### DOCUMENT TEXT

----------

[HN Gopher] Show HN: ZSV (Zip Separated Values) columnar data fo...
___________________________________________________________________
Show HN: ZSV (Zip Separated Values) columnar data format
A columnar data format built using simple, mature technologies.
Author : hafthor
Score : 48 points
Date : 2024-04-13 19:52 UTC (3 hours ago)
(HTM) web link (github.com)
(TXT) w3m dump (github.com)
| modulus1 wrote:
| Can't store tabs or newlines, odd choice.
| hafthor wrote:
| yeah, this is a limitation from the TSV format this is based on
| - there is an extension to the format that supports storing
| binary blobs - ref:
| https://github.com/Hafthor/zsvutil?tab=readme-ov-file#nested...
| alexandreyc wrote:
| Basically it's the same limitations as CSV.
|
| At least you could use something less likely to appear in
| data as record sepator (like 0x1E)
|
| Otherwise it's an interesting idea!
| tboerstad wrote:
| 0x1E is the record separator, in ASCII precisely for this
| purpose. Too bad it's not popular, here we're stuck with
| inferior TSV/CSV
| orf wrote:
| Strings can contain 0x1E, so it has exactly the same
| issues as a tab character but with all the downsides of
| it not being an easy, "simple" character.
| mattnewton wrote:
| I can't easily type that out - and once the format can't
| be read / editing in a simple text editor, I'm starting
| to lean towards a nice binary format like protobuf.
| bobbylarrybobby wrote:
| As far as I know, thanks to quoting it is possible to put
| basically any data you want in a CSV.
| inimino wrote:
| (Offtopic, but just FYI) it's tenet (principle) not tenant
| (building resident).
| hafthor wrote:
| doh. fixed. thanks!
| nextaccountic wrote:
| can't you just do quoting?
| olejorgenb wrote:
| https://github.com/Hafthor/zsvutil?tab=readme-ov-
| file#what-a...
|
| > Any escaping or encoding of these characters would make
| the format less human-readable, harder to parse and could
| introduce ambiguity and consistency problems.
|
| Found the wording of "could introduce ambiguity and
| consistency problems" a bit odd, but guess they mean that
| even if things are specified precisely (so there's no
| ambiguity) not everyone would follow the rules or
| something? And they want to play nice with other tools
| following the TSV "standard"

----------

### GOAL
Return everything in the ZSV thread from "(HTM) web link" down to "limitations as CSV.", word for word.

----------

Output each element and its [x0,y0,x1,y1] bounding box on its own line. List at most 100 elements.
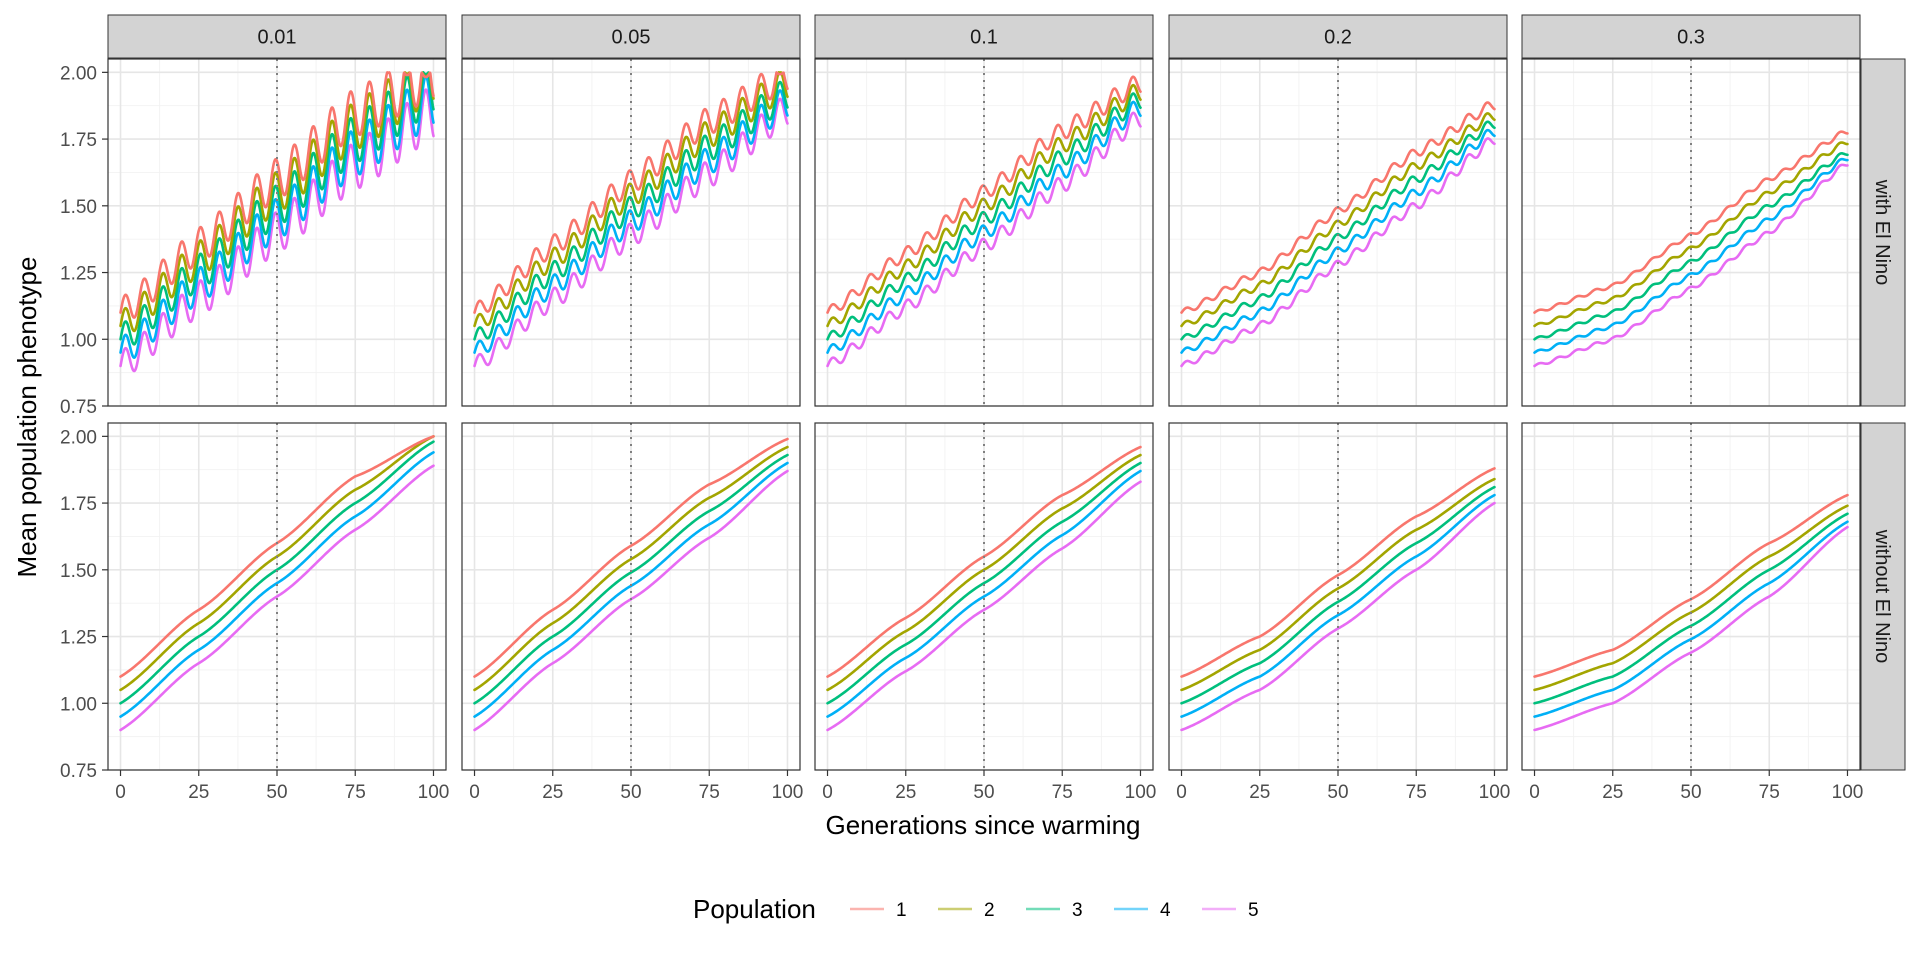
x-tick-label: 75 [1406,782,1427,803]
legend-entry-label: 1 [896,900,907,921]
x-tick-label: 100 [1125,782,1157,803]
axes-layer: 0.75 1.00 1.25 1.50 1.75 2.00 0.75 1.00 1.25 1.50… [60,63,1863,803]
series-line-population-3 [119,440,435,705]
y-tick-label: 1.25 [60,264,97,285]
column-strip-background [1521,14,1861,59]
series-line-population-5 [1533,525,1849,732]
series-line-population-3 [473,80,789,341]
x-tick-label: 75 [699,782,720,803]
row-strip-background [1860,422,1906,771]
series-line-population-4 [826,469,1142,718]
column-strip-background [461,14,801,59]
x-tick-label: 0 [1176,782,1187,803]
row-strip-background [1860,58,1906,407]
row-strip-label: without El Nino [1871,529,1893,663]
y-tick-label: 2.00 [60,427,97,448]
column-strip-0.3: 0.3 [1521,14,1861,59]
series-line-population-2 [1180,477,1496,692]
legend-entry-2: 2 [938,900,995,921]
column-strip-background [814,14,1154,59]
x-tick-label: 0 [469,782,480,803]
series-line-population-5 [826,111,1142,368]
panel-without-0.2 [1168,422,1508,771]
x-tick-label: 50 [620,782,641,803]
column-strip-label: 0.01 [258,27,297,49]
panel-with-0.05 [461,58,801,407]
legend-title: Population [693,894,816,924]
row-strip-with: with El Nino [1860,58,1906,407]
panel-border [461,58,801,407]
series-line-population-1 [119,71,435,319]
x-tick-label: 75 [345,782,366,803]
x-tick-label: 100 [772,782,804,803]
legend-entry-5: 5 [1202,900,1259,921]
series-line-population-2 [1533,141,1849,328]
panel-with-0.1 [814,58,1154,407]
panel-without-0.01 [107,422,447,771]
x-tick-label: 75 [1759,782,1780,803]
column-strip-background [1168,14,1508,59]
y-tick-label: 1.00 [60,694,97,715]
series-line-population-3 [1533,152,1849,341]
panel-without-0.05 [461,422,801,771]
series-line-population-2 [473,445,789,692]
series-line-population-4 [1533,157,1849,354]
x-tick-label: 100 [418,782,450,803]
y-tick-label: 0.75 [60,761,97,782]
column-strip-0.05: 0.05 [461,14,801,59]
panel-with-0.01 [107,58,447,407]
series-line-population-5 [1180,501,1496,732]
series-line-population-1 [1533,130,1849,314]
series-line-population-1 [1180,467,1496,678]
series-line-population-5 [826,480,1142,732]
column-strip-0.01: 0.01 [107,14,447,59]
x-tick-label: 100 [1479,782,1511,803]
y-tick-label: 1.50 [60,561,97,582]
series-line-population-3 [119,71,435,346]
series-line-population-5 [1180,137,1496,368]
x-tick-label: 0 [822,782,833,803]
series-line-population-5 [473,97,789,368]
legend-entries: 1 2 3 4 5 [850,900,1259,921]
panel-border [814,58,1154,407]
panels-layer [107,58,1861,771]
x-tick-label: 25 [1249,782,1270,803]
series-line-population-3 [826,461,1142,705]
strips-layer: 0.01 0.05 0.1 0.2 0.3 with El Nino without El … [107,14,1906,771]
y-tick-label: 1.75 [60,494,97,515]
x-tick-label: 0 [1529,782,1540,803]
y-axis-title: Mean population phenotype [12,257,42,578]
x-tick-label: 25 [895,782,916,803]
series-line-population-3 [1180,485,1496,705]
y-tick-label: 0.75 [60,397,97,418]
panel-without-0.3 [1521,422,1861,771]
x-tick-label: 25 [542,782,563,803]
panel-without-0.1 [814,422,1154,771]
panel-with-0.2 [1168,58,1508,407]
legend-entry-label: 2 [984,900,995,921]
series-line-population-2 [473,71,789,328]
column-strip-label: 0.05 [612,27,651,49]
series-line-population-5 [119,464,435,732]
legend-entry-4: 4 [1114,900,1171,921]
x-tick-label: 100 [1832,782,1864,803]
column-strip-background [107,14,447,59]
series-line-population-2 [826,453,1142,692]
row-strip-without: without El Nino [1860,422,1906,771]
series-line-population-1 [473,437,789,678]
column-strip-label: 0.3 [1677,27,1705,49]
series-line-population-2 [119,71,435,333]
legend-entry-1: 1 [850,900,907,921]
x-tick-label: 50 [973,782,994,803]
panel-border [1521,58,1861,407]
panel-border [107,58,447,407]
panel-border [1168,58,1508,407]
x-tick-label: 50 [266,782,287,803]
x-tick-label: 50 [1327,782,1348,803]
x-axis-title: Generations since warming [825,810,1140,840]
y-tick-label: 2.00 [60,63,97,84]
legend: Population 1 2 3 4 5 [693,894,1259,924]
series-line-population-3 [826,92,1142,341]
column-strip-label: 0.1 [970,27,998,49]
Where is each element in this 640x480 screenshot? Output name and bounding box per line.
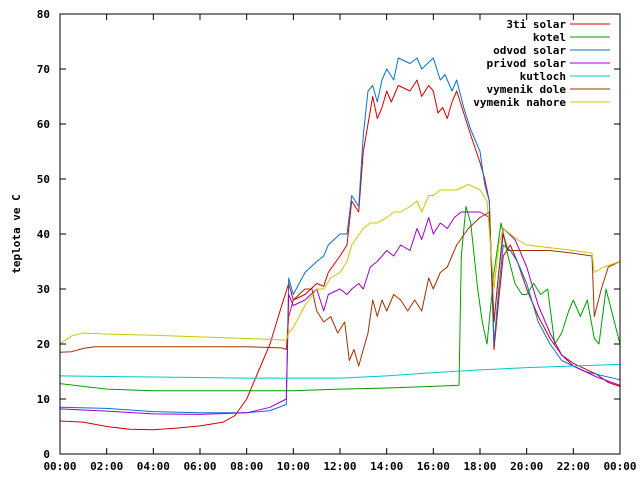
- y-tick-label: 0: [43, 448, 50, 461]
- x-tick-label: 02:00: [90, 460, 123, 473]
- series-line-odvod-solar: [59, 57, 621, 414]
- series-line-privod-solar: [59, 211, 621, 415]
- y-tick-label: 20: [37, 338, 50, 351]
- x-tick-label: 18:00: [463, 460, 496, 473]
- y-tick-label: 60: [37, 118, 50, 131]
- x-tick-label: 20:00: [510, 460, 543, 473]
- y-tick-label: 70: [37, 63, 50, 76]
- x-tick-label: 08:00: [230, 460, 263, 473]
- x-tick-label: 16:00: [417, 460, 450, 473]
- x-tick-label: 06:00: [183, 460, 216, 473]
- legend-label: kutloch: [520, 70, 566, 83]
- legend-label: vymenik nahore: [473, 96, 566, 109]
- legend-label: kotel: [533, 31, 566, 44]
- series-line-vymenik-dole: [59, 211, 621, 367]
- x-tick-label: 10:00: [277, 460, 310, 473]
- y-axis-label: teplota ve C: [10, 194, 23, 273]
- x-tick-label: 00:00: [603, 460, 636, 473]
- legend-label: 3ti solar: [506, 18, 566, 31]
- y-tick-label: 50: [37, 173, 50, 186]
- legend-label: privod solar: [487, 57, 567, 70]
- y-tick-label: 10: [37, 393, 50, 406]
- legend-label: odvod solar: [493, 44, 566, 57]
- series-line-3ti-solar: [59, 79, 621, 431]
- x-tick-label: 04:00: [137, 460, 170, 473]
- series-line-kutloch: [59, 363, 621, 379]
- series-line-vymenik-nahore: [59, 184, 621, 345]
- y-tick-label: 40: [37, 228, 50, 241]
- x-tick-label: 12:00: [323, 460, 356, 473]
- series-line-kotel: [59, 206, 621, 392]
- x-tick-label: 22:00: [557, 460, 590, 473]
- y-tick-label: 30: [37, 283, 50, 296]
- legend-label: vymenik dole: [487, 83, 567, 96]
- series-layer: [59, 57, 621, 431]
- axis-layer: 0 10 20 30 40 50 60 70 80 00:00 02:00 04:00 06:00 08:…: [37, 8, 637, 473]
- x-tick-label: 00:00: [43, 460, 76, 473]
- y-tick-label: 80: [37, 8, 50, 21]
- x-tick-label: 14:00: [370, 460, 403, 473]
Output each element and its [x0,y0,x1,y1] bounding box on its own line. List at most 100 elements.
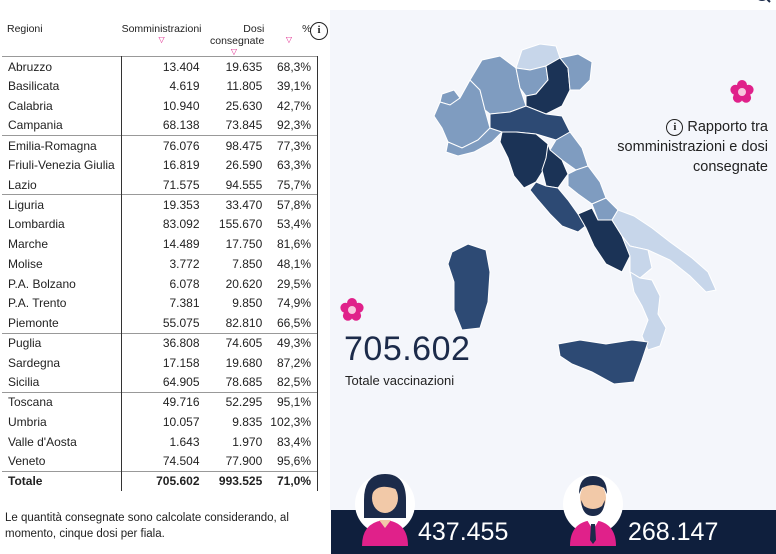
header-percent[interactable]: % ▽ [266,20,317,57]
region-lazio[interactable] [529,181,589,233]
cell-dosi: 82.810 [225,315,263,330]
cell-dosi: 9.850 [232,296,263,311]
table-row[interactable]: Basilicata 4.619 11.805 39,1% [2,76,319,96]
cell-somministrazioni: 1.643 [169,434,200,449]
female-avatar-icon [355,474,415,546]
region-sardegna[interactable] [447,243,491,331]
cell-regione: P.A. Bolzano [2,273,123,294]
cell-dosi: 11.805 [226,79,263,94]
cell-dosi: 9.835 [232,414,263,429]
cell-dosi: 1.970 [232,434,263,449]
table-row[interactable]: Emilia-Romagna 76.076 98.475 77,3% [2,135,319,156]
table-row[interactable]: Sardegna 17.158 19.680 87,2% [2,352,319,373]
cell-dosi: 94.555 [225,177,263,192]
region-calabria[interactable] [629,270,667,351]
cell-percent: 77,3% [266,135,319,156]
cell-regione: Puglia [2,332,123,353]
info-icon[interactable]: i [666,119,684,136]
header-dosi-consegnate[interactable]: Dosi consegnate ▽ [204,20,267,57]
table-row[interactable]: Campania 68.138 73.845 92,3% [2,115,319,136]
table-row[interactable]: Toscana 49.716 52.295 95,1% [2,391,319,412]
cell-dosi: 73.845 [225,118,263,133]
cell-dosi: 26.590 [225,158,263,173]
cell-regione: Friuli-Venezia Giulia [2,155,123,175]
cell-percent: 82,5% [266,372,319,393]
table-row[interactable]: Friuli-Venezia Giulia 16.819 26.590 63,3% [2,155,319,175]
male-avatar-icon [563,474,623,546]
region-liguria[interactable] [445,127,503,157]
cell-regione: Emilia-Romagna [2,135,123,156]
cell-dosi: 33.470 [203,194,267,215]
cell-somministrazioni: 16.819 [162,158,200,173]
region-sicilia[interactable] [557,339,649,385]
header-regioni-label: Regioni [7,23,43,35]
table-row[interactable]: Molise 3.772 7.850 48,1% [2,254,319,274]
total-dosi-cell: 993.525 [203,470,267,491]
cell-regione: Campania [2,115,123,136]
cell-percent: 29,5% [266,273,319,294]
male-count: 268.147 [628,518,719,546]
cell-somministrazioni: 10.940 [162,98,200,113]
region-abruzzo[interactable] [567,165,607,205]
table-row[interactable]: Calabria 10.940 25.630 42,7% [2,96,319,116]
sort-down-icon[interactable]: ▽ [285,35,292,44]
cell-dosi: 155.670 [218,217,263,232]
cell-regione: Basilicata [2,76,123,96]
table-row[interactable]: Liguria 19.353 33.470 57,8% [2,194,319,215]
map-panel: i Rapporto tra somministrazioni e dosi co… [330,10,776,510]
cell-percent: 63,3% [266,155,319,175]
table-row[interactable]: Lazio 71.575 94.555 75,7% [2,175,319,195]
header-regioni[interactable]: Regioni [2,20,122,57]
header-somministrazioni-label: Somministrazioni [121,23,202,35]
cell-somministrazioni: 36.808 [121,332,204,353]
table-row[interactable]: Marche 14.489 17.750 81,6% [2,234,319,254]
header-somministrazioni[interactable]: Somministrazioni ▽ [122,20,204,57]
table-row[interactable]: Piemonte 55.075 82.810 66,5% [2,313,319,333]
table-row[interactable]: Abruzzo 13.404 19.635 68,3% [2,56,319,77]
sort-down-icon[interactable]: ▽ [158,35,165,44]
cell-somministrazioni: 4.619 [169,79,200,94]
cell-dosi: 17.750 [225,237,263,252]
table-row[interactable]: P.A. Trento 7.381 9.850 74,9% [2,293,319,314]
cell-regione: Liguria [2,194,123,215]
table-row[interactable]: Sicilia 64.905 78.685 82,5% [2,372,319,393]
table-row[interactable]: Veneto 74.504 77.900 95,6% [2,451,319,472]
cell-somministrazioni: 7.381 [169,296,200,311]
cell-somministrazioni: 83.092 [162,217,200,232]
cell-percent: 49,3% [266,332,319,353]
cell-somministrazioni: 3.772 [169,256,200,271]
cell-somministrazioni: 49.716 [121,391,204,412]
cell-somministrazioni: 14.489 [162,237,200,252]
region-basilicata[interactable] [621,235,653,279]
cell-dosi: 52.295 [203,391,267,412]
search-icon[interactable] [752,0,772,4]
sort-down-icon[interactable]: ▽ [230,47,237,56]
cell-regione: Molise [2,254,123,274]
region-toscana[interactable] [499,131,549,189]
cell-percent: 83,4% [266,431,319,452]
flower-icon [730,80,754,103]
cell-percent: 81,6% [266,234,319,254]
header-dosi-label: Dosi consegnate [209,23,265,47]
cell-somministrazioni: 68.138 [162,118,200,133]
table-row[interactable]: Umbria 10.057 9.835 102,3% [2,412,319,432]
cell-somministrazioni: 10.057 [162,414,200,429]
table-row[interactable]: Valle d'Aosta 1.643 1.970 83,4% [2,431,319,452]
cell-somministrazioni: 6.078 [169,276,200,291]
cell-regione: Calabria [2,96,123,116]
regions-table: Regioni Somministrazioni ▽ Dosi consegnat… [2,20,319,491]
total-vaccinations-label: Totale vaccinazioni [345,373,455,388]
cell-dosi: 98.475 [203,135,267,156]
cell-somministrazioni: 64.905 [162,375,200,390]
table-row[interactable]: Puglia 36.808 74.605 49,3% [2,332,319,353]
region-friuli[interactable] [559,53,593,91]
table-row[interactable]: Lombardia 83.092 155.670 53,4% [2,214,319,235]
italy-map [340,43,754,385]
cell-regione: Sardegna [2,352,123,373]
cell-dosi: 19.680 [225,355,263,370]
info-icon[interactable]: i [310,22,328,40]
table-row[interactable]: P.A. Bolzano 6.078 20.620 29,5% [2,273,319,294]
cell-percent: 95,1% [266,391,319,412]
table-total-row: Totale 705.602 993.525 71,0% [2,470,319,491]
cell-regione: P.A. Trento [2,293,123,314]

----------

### OUTPUT
(HTM) web link (github.com)
(TXT) w3m dump (github.com)
| modulus1 wrote:
| Can't store tabs or newlines, odd choice.
| hafthor wrote:
| yeah, this is a limitation from the TSV format this is based on
| - there is an extension to the format that supports storing
| binary blobs - ref:
| https://github.com/Hafthor/zsvutil?tab=readme-ov-file#nested...
| alexandreyc wrote:
| Basically it's the same limitations as CSV.